*Dataset excerpts*:
--

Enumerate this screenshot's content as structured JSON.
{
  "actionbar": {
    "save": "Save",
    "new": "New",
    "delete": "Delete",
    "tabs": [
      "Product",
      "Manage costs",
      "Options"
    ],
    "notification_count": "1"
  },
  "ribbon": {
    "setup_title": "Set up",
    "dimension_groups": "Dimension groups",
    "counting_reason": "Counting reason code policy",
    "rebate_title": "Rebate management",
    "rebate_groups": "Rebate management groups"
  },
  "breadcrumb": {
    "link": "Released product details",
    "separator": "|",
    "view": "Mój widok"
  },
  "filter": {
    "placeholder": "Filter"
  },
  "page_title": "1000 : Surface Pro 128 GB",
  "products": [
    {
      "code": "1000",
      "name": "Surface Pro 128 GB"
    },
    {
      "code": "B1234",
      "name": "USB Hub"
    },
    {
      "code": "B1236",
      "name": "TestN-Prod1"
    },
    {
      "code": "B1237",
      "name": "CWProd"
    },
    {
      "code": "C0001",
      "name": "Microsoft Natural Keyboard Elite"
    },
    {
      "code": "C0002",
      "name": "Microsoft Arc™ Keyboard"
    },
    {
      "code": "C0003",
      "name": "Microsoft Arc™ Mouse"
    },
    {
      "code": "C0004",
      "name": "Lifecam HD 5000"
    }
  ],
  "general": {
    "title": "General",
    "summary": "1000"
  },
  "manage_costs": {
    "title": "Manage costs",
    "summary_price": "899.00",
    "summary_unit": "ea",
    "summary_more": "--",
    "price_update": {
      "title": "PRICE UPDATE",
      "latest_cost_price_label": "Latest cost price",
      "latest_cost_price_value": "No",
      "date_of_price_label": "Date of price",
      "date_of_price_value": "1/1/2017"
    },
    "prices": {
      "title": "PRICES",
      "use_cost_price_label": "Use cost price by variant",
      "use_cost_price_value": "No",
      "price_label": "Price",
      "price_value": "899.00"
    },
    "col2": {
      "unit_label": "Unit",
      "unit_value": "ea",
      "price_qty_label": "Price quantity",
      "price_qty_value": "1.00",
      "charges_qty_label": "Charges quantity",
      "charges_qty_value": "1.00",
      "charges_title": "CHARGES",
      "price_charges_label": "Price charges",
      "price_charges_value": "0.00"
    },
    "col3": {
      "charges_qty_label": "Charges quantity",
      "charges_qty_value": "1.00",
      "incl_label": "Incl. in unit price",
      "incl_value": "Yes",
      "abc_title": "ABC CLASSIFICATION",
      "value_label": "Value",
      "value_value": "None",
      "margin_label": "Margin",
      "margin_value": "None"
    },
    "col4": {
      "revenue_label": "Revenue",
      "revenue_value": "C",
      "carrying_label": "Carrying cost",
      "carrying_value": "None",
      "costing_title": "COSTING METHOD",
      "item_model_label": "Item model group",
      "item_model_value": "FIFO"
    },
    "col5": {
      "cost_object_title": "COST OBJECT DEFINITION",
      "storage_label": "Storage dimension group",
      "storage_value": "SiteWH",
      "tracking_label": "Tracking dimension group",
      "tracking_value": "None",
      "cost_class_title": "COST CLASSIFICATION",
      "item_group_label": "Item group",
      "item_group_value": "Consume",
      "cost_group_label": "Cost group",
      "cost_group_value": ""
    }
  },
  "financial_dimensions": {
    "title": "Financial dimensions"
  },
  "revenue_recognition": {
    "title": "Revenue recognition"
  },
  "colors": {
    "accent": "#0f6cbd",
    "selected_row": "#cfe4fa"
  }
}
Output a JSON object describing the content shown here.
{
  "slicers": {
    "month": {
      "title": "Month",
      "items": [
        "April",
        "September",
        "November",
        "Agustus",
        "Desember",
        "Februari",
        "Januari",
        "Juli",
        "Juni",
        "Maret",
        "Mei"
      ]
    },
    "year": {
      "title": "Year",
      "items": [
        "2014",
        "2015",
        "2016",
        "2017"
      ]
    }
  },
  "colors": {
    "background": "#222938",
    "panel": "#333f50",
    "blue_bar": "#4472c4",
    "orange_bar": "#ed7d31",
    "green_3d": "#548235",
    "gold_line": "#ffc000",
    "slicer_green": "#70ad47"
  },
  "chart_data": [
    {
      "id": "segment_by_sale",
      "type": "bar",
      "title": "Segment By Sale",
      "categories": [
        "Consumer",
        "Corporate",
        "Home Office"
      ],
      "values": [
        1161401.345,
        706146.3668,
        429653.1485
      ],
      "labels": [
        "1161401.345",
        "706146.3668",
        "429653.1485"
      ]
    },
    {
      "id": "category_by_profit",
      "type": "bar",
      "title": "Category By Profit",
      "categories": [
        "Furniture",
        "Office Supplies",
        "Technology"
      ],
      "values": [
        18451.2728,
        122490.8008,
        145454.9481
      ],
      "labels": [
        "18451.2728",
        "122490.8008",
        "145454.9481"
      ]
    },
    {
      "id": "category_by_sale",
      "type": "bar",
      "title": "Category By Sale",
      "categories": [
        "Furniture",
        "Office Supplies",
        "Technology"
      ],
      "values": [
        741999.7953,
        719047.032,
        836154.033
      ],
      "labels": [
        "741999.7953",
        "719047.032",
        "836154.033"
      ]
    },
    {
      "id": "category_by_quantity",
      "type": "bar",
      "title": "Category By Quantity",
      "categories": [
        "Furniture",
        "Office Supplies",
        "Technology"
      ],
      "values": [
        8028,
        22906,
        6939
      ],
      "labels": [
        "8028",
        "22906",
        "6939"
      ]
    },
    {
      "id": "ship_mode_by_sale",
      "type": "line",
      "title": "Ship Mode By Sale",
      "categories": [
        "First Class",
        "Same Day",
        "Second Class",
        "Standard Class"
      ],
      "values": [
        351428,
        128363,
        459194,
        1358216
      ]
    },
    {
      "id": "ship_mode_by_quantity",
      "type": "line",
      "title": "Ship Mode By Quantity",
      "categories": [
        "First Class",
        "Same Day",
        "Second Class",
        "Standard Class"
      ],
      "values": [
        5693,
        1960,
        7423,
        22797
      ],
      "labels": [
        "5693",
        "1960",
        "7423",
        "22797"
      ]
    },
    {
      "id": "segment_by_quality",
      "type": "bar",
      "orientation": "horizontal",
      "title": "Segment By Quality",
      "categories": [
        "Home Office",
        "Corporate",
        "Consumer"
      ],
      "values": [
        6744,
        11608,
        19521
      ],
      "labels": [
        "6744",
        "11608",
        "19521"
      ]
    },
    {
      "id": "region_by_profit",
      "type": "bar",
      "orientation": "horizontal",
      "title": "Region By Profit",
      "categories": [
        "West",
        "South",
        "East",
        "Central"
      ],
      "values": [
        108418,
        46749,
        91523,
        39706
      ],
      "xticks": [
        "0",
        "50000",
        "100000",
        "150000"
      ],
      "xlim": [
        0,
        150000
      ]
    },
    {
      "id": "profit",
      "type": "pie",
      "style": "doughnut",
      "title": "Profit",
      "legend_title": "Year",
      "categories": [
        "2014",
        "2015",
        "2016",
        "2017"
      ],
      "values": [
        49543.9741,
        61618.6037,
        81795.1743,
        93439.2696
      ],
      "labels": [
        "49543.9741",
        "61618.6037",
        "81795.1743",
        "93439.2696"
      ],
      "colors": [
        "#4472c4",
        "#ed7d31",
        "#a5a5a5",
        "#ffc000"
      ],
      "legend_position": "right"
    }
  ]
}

--

*What is asked*:
Extract from the material all lines containing the string "JSON".

*Result for this task*:
Enumerate this screenshot's content as structured JSON.
Output a JSON object describing the content shown here.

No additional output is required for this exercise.